▶ _Written request_
Pull out the rows from the very first line up to and including the line that contains "422, 308, 433]", and reproduce them without any changes.

[Layout coordinate data]
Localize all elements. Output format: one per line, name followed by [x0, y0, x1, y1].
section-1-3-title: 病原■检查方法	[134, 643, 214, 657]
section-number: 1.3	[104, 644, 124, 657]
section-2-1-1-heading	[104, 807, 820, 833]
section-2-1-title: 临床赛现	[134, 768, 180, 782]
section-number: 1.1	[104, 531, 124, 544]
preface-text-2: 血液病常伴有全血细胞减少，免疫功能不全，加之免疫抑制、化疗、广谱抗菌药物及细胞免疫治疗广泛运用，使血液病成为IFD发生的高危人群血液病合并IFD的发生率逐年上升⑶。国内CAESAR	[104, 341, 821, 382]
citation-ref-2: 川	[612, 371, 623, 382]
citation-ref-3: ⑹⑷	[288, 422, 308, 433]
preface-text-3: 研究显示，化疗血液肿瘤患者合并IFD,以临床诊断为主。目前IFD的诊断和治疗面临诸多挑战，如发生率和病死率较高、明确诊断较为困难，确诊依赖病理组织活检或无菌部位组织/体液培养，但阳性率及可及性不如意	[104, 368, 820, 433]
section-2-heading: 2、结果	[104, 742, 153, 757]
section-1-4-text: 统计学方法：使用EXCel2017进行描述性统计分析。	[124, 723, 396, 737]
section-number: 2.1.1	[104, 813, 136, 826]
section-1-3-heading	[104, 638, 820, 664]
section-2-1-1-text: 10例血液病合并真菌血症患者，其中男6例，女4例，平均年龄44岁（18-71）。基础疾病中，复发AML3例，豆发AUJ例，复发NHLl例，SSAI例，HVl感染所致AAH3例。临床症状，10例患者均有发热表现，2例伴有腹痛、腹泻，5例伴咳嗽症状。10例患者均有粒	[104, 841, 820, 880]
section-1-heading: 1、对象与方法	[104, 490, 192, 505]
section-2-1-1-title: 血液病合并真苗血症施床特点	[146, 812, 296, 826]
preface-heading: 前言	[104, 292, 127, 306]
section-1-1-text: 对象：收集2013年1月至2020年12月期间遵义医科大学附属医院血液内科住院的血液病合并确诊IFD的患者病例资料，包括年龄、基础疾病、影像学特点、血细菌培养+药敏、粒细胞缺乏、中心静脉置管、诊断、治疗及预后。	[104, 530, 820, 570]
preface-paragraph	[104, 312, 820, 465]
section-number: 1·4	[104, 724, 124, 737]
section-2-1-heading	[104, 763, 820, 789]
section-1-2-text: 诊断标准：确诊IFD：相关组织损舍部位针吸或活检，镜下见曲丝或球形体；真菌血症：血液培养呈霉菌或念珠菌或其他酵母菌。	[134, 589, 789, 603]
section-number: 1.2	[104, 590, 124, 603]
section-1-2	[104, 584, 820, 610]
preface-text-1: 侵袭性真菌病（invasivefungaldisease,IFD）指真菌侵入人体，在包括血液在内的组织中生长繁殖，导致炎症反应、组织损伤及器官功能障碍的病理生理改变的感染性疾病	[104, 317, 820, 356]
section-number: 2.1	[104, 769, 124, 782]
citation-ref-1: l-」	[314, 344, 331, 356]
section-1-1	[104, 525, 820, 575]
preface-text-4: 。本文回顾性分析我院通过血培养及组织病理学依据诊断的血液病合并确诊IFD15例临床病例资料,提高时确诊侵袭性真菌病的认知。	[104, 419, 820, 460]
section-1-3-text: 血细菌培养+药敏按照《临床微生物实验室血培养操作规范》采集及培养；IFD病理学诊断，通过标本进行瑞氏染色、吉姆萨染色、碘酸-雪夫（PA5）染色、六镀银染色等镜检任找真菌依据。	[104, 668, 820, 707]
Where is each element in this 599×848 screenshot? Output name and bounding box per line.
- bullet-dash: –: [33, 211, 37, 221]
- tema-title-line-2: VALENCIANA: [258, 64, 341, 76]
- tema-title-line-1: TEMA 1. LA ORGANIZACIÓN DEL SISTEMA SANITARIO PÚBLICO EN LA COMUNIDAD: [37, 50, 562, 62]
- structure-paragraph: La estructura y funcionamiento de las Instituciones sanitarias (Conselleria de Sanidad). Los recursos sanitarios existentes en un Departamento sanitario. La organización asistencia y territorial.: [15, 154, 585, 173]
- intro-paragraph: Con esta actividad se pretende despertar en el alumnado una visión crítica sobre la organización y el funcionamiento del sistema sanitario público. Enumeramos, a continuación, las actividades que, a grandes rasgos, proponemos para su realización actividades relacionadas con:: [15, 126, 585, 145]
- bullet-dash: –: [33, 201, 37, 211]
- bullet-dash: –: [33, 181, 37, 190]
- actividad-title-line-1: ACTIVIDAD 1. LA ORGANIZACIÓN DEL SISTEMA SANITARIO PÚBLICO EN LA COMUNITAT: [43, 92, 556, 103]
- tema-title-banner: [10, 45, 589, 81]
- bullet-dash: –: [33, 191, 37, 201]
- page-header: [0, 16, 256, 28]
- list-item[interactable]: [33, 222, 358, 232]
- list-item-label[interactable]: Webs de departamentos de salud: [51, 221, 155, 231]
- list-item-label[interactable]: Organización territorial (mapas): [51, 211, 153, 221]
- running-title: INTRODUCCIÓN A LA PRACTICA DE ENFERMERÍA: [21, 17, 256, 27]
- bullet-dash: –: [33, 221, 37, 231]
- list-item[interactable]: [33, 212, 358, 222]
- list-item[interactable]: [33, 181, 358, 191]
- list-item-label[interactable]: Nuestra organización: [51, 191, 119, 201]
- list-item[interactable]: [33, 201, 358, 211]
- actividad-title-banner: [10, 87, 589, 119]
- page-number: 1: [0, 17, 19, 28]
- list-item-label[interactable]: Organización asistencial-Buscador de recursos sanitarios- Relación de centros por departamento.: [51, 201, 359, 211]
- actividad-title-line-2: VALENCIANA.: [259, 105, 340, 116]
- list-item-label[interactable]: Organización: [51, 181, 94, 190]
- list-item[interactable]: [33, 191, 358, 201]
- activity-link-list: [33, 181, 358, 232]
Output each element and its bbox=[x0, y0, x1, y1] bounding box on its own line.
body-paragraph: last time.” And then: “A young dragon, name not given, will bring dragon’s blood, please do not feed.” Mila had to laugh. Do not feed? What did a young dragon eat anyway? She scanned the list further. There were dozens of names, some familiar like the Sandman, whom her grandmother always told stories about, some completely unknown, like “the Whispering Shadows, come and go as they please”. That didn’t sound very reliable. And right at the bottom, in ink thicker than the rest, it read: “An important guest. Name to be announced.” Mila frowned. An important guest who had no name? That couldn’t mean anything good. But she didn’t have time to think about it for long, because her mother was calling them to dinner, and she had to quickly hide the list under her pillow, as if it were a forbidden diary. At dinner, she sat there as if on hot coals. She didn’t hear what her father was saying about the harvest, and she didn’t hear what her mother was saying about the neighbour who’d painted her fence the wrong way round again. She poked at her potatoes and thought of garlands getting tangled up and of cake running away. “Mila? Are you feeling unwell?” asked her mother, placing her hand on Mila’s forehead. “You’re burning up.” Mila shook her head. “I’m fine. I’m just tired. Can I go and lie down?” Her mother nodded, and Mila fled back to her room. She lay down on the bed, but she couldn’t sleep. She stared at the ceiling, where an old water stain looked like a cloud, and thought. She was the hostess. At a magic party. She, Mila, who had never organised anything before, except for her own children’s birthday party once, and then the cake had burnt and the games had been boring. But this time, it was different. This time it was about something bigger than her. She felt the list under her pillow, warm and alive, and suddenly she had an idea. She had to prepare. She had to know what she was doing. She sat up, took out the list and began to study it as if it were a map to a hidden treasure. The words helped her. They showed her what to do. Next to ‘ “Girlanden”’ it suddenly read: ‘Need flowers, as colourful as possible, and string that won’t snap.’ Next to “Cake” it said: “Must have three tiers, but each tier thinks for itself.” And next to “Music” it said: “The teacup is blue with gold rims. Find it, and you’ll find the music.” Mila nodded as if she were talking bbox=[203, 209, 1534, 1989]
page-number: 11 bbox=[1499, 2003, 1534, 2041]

▶ _The result_
Localize all elements. Output format: one per line, name followed by [x0, y0, x1, y1].
section-1-3-title: 病原■检查方法	[134, 643, 214, 657]
section-number: 1.3	[104, 644, 124, 657]
section-2-1-1-heading	[104, 807, 820, 833]
section-2-1-title: 临床赛现	[134, 768, 180, 782]
section-number: 1.1	[104, 531, 124, 544]
preface-text-2: 血液病常伴有全血细胞减少，免疫功能不全，加之免疫抑制、化疗、广谱抗菌药物及细胞免疫治疗广泛运用，使血液病成为IFD发生的高危人群血液病合并IFD的发生率逐年上升⑶。国内CAESAR	[104, 341, 821, 382]
citation-ref-2: 川	[612, 371, 623, 382]
citation-ref-3: ⑹⑷	[288, 422, 308, 433]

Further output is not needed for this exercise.